→ Short task:
Return the listing below verbatim. Pictures do not belong in the copy.

→ Supplied material:
───

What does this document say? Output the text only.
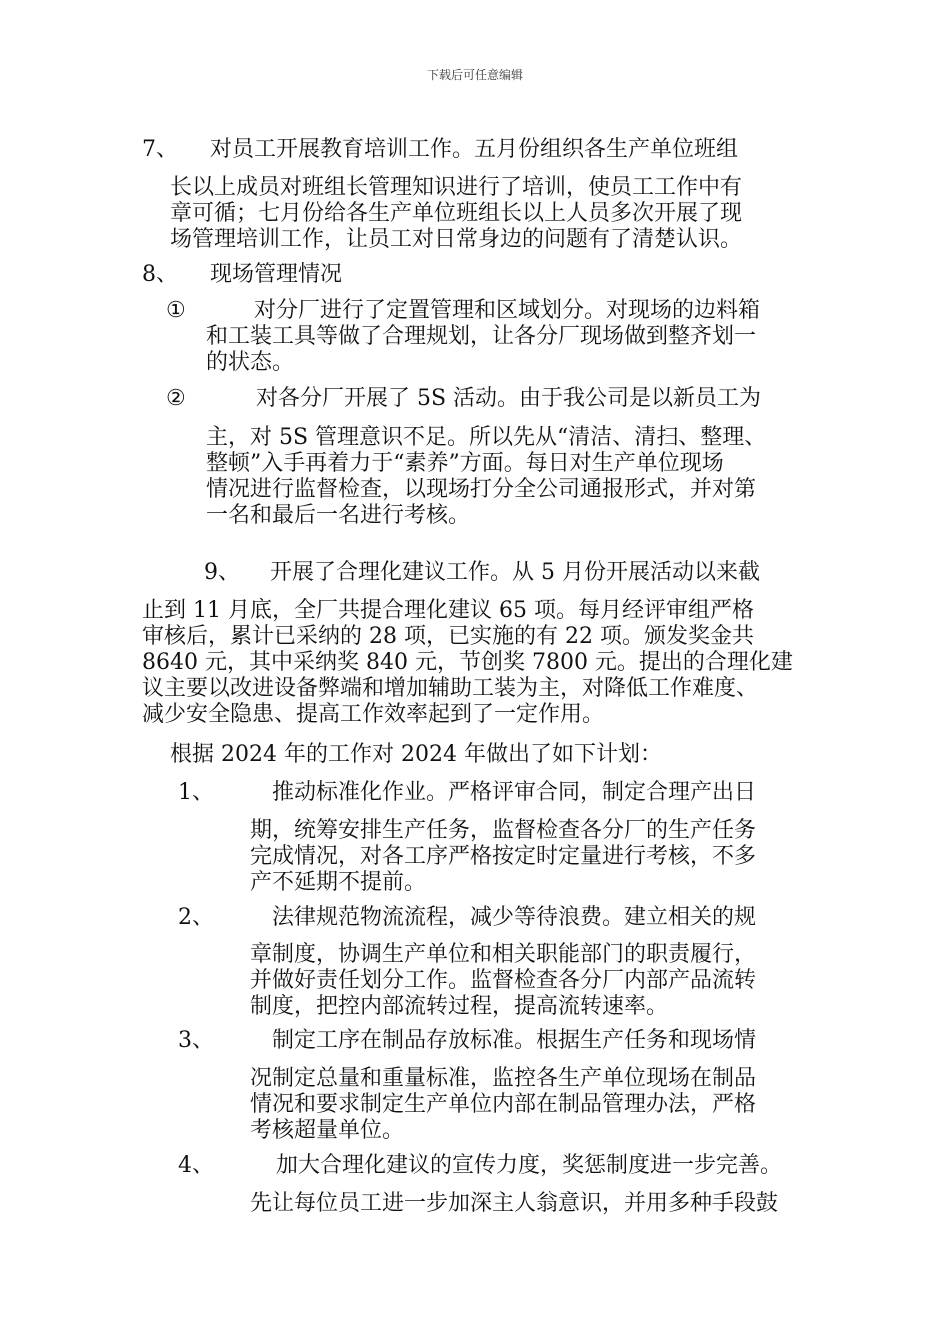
下载后可任意编辑
7、 对员工开展教育培训工作。五月份组织各生产单位班组
长以上成员对班组长管理知识进行了培训，使员工工作中有
章可循；七月份给各生产单位班组长以上人员多次开展了现
场管理培训工作，让员工对日常身边的问题有了清楚认识。
8、 现场管理情况
①	对分厂进行了定置管理和区域划分。对现场的边料箱
和工装工具等做了合理规划，让各分厂现场做到整齐划一
的状态。
②	对各分厂开展了 5S 活动。由于我公司是以新员工为
主，对 5S 管理意识不足。所以先从“清洁、清扫、整理、
整顿”入手再着力于“素养”方面。每日对生产单位现场
情况进行监督检查，以现场打分全公司通报形式，并对第
一名和最后一名进行考核。
9、 开展了合理化建议工作。从 5 月份开展活动以来截
止到 11 月底，全厂共提合理化建议 65 项。每月经评审组严格
审核后，累计已采纳的 28 项，已实施的有 22 项。颁发奖金共
8640 元，其中采纳奖 840 元，节创奖 7800 元。提出的合理化建
议主要以改进设备弊端和增加辅助工装为主，对降低工作难度、
减少安全隐患、提高工作效率起到了一定作用。
根据 2024 年的工作对 2024 年做出了如下计划：
1、	推动标准化作业。严格评审合同，制定合理产出日
期，统筹安排生产任务，监督检查各分厂的生产任务
完成情况，对各工序严格按定时定量进行考核，不多
产不延期不提前。
2、	法律规范物流流程，减少等待浪费。建立相关的规
章制度，协调生产单位和相关职能部门的职责履行，
并做好责任划分工作。监督检查各分厂内部产品流转
制度，把控内部流转过程，提高流转速率。
3、	制定工序在制品存放标准。根据生产任务和现场情
况制定总量和重量标准，监控各生产单位现场在制品
情况和要求制定生产单位内部在制品管理办法，严格
考核超量单位。
4、	加大合理化建议的宣传力度，奖惩制度进一步完善。
先让每位员工进一步加深主人翁意识，并用多种手段鼓
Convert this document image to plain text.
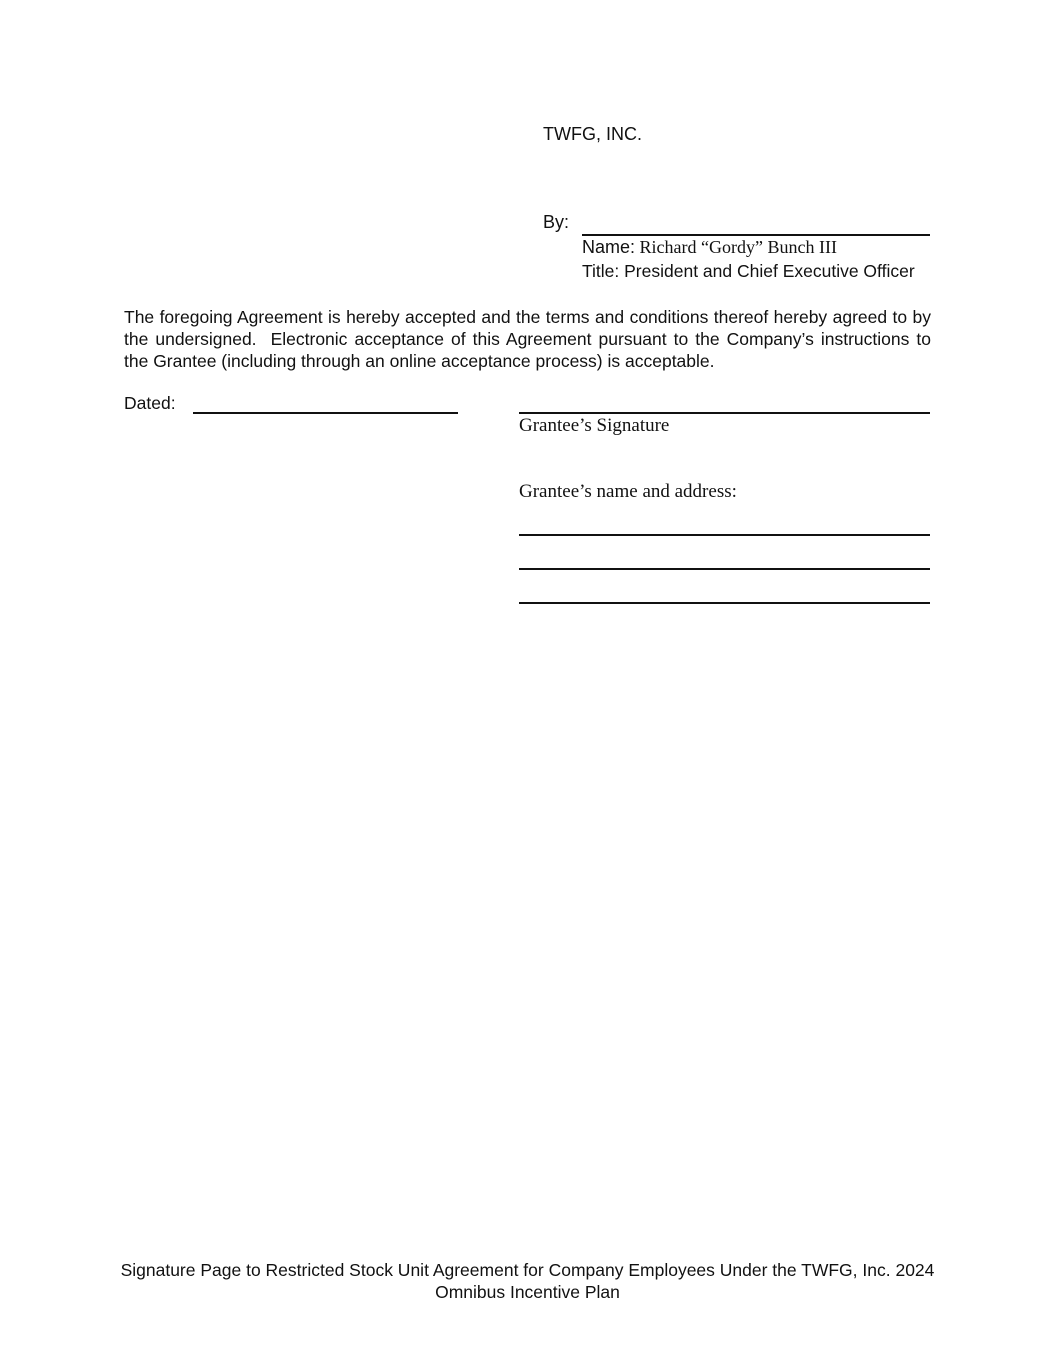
TWFG, INC.
By:
Name: Richard “Gordy” Bunch III
Title: President and Chief Executive Officer
The foregoing Agreement is hereby accepted and the terms and conditions thereof hereby agreed to by the undersigned.  Electronic acceptance of this Agreement pursuant to the Company’s instructions to the Grantee (including through an online acceptance process) is acceptable.
Dated:
Grantee’s Signature
Grantee’s name and address:
Signature Page to Restricted Stock Unit Agreement for Company Employees Under the TWFG, Inc. 2024
Omnibus Incentive Plan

───

→ Full answer:
What does this document say? Output the text only.
下载后可任意编辑
7、 对员工开展教育培训工作。五月份组织各生产单位班组
长以上成员对班组长管理知识进行了培训，使员工工作中有
章可循；七月份给各生产单位班组长以上人员多次开展了现
场管理培训工作，让员工对日常身边的问题有了清楚认识。
8、 现场管理情况
①	对分厂进行了定置管理和区域划分。对现场的边料箱
和工装工具等做了合理规划，让各分厂现场做到整齐划一
的状态。
②	对各分厂开展了 5S 活动。由于我公司是以新员工为
主，对 5S 管理意识不足。所以先从“清洁、清扫、整理、
整顿”入手再着力于“素养”方面。每日对生产单位现场
情况进行监督检查，以现场打分全公司通报形式，并对第
一名和最后一名进行考核。
9、 开展了合理化建议工作。从 5 月份开展活动以来截
止到 11 月底，全厂共提合理化建议 65 项。每月经评审组严格
审核后，累计已采纳的 28 项，已实施的有 22 项。颁发奖金共
8640 元，其中采纳奖 840 元，节创奖 7800 元。提出的合理化建
议主要以改进设备弊端和增加辅助工装为主，对降低工作难度、
减少安全隐患、提高工作效率起到了一定作用。
根据 2024 年的工作对 2024 年做出了如下计划：
1、	推动标准化作业。严格评审合同，制定合理产出日
期，统筹安排生产任务，监督检查各分厂的生产任务
完成情况，对各工序严格按定时定量进行考核，不多
产不延期不提前。
2、	法律规范物流流程，减少等待浪费。建立相关的规
章制度，协调生产单位和相关职能部门的职责履行，
并做好责任划分工作。监督检查各分厂内部产品流转
制度，把控内部流转过程，提高流转速率。
3、	制定工序在制品存放标准。根据生产任务和现场情
况制定总量和重量标准，监控各生产单位现场在制品
情况和要求制定生产单位内部在制品管理办法，严格
考核超量单位。
4、	加大合理化建议的宣传力度，奖惩制度进一步完善。
先让每位员工进一步加深主人翁意识，并用多种手段鼓
Convert this document image to plain text.
TWFG, INC.
By:
Name: Richard “Gordy” Bunch III
Title: President and Chief Executive Officer
The foregoing Agreement is hereby accepted and the terms and conditions thereof hereby agreed to by the undersigned.  Electronic acceptance of this Agreement pursuant to the Company’s instructions to the Grantee (including through an online acceptance process) is acceptable.
Dated:
Grantee’s Signature
Grantee’s name and address:
Signature Page to Restricted Stock Unit Agreement for Company Employees Under the TWFG, Inc. 2024
Omnibus Incentive Plan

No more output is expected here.